EXERCISE DESCRIPTION: Read through the records below and copy each line that uses the word "color".

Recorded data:

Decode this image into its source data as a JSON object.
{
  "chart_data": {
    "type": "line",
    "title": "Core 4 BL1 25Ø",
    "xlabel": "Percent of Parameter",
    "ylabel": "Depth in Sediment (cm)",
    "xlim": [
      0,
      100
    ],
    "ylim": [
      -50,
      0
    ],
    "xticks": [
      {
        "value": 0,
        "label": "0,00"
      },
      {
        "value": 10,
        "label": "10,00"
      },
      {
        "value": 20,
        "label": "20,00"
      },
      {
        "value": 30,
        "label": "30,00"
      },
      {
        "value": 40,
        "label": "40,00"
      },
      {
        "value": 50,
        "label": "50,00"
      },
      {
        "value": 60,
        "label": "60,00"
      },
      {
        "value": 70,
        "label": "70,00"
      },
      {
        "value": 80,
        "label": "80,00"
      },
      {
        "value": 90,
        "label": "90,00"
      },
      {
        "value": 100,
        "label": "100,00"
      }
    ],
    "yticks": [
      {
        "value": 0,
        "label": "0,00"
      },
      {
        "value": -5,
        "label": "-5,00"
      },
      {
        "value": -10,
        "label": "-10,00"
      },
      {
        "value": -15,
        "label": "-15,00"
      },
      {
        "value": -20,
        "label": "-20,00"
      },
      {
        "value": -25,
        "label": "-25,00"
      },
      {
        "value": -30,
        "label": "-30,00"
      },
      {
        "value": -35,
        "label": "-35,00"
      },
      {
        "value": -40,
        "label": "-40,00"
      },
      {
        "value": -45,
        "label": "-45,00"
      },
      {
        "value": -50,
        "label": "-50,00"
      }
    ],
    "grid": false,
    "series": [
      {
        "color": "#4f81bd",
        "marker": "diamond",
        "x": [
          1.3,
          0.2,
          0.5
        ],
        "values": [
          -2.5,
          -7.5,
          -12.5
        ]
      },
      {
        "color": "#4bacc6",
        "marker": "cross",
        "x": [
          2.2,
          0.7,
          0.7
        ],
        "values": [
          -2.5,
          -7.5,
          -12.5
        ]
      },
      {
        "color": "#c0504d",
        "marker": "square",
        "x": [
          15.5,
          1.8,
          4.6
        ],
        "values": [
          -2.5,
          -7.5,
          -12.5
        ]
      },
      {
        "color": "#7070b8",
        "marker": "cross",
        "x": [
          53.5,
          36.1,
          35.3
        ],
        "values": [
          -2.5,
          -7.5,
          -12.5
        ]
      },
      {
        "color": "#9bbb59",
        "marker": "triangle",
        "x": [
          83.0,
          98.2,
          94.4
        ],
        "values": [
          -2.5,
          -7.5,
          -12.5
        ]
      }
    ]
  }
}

ANSWER TO THE TASK:
        "color": "#4f81bd",
        "color": "#4bacc6",
        "color": "#c0504d",
        "color": "#7070b8",
        "color": "#9bbb59",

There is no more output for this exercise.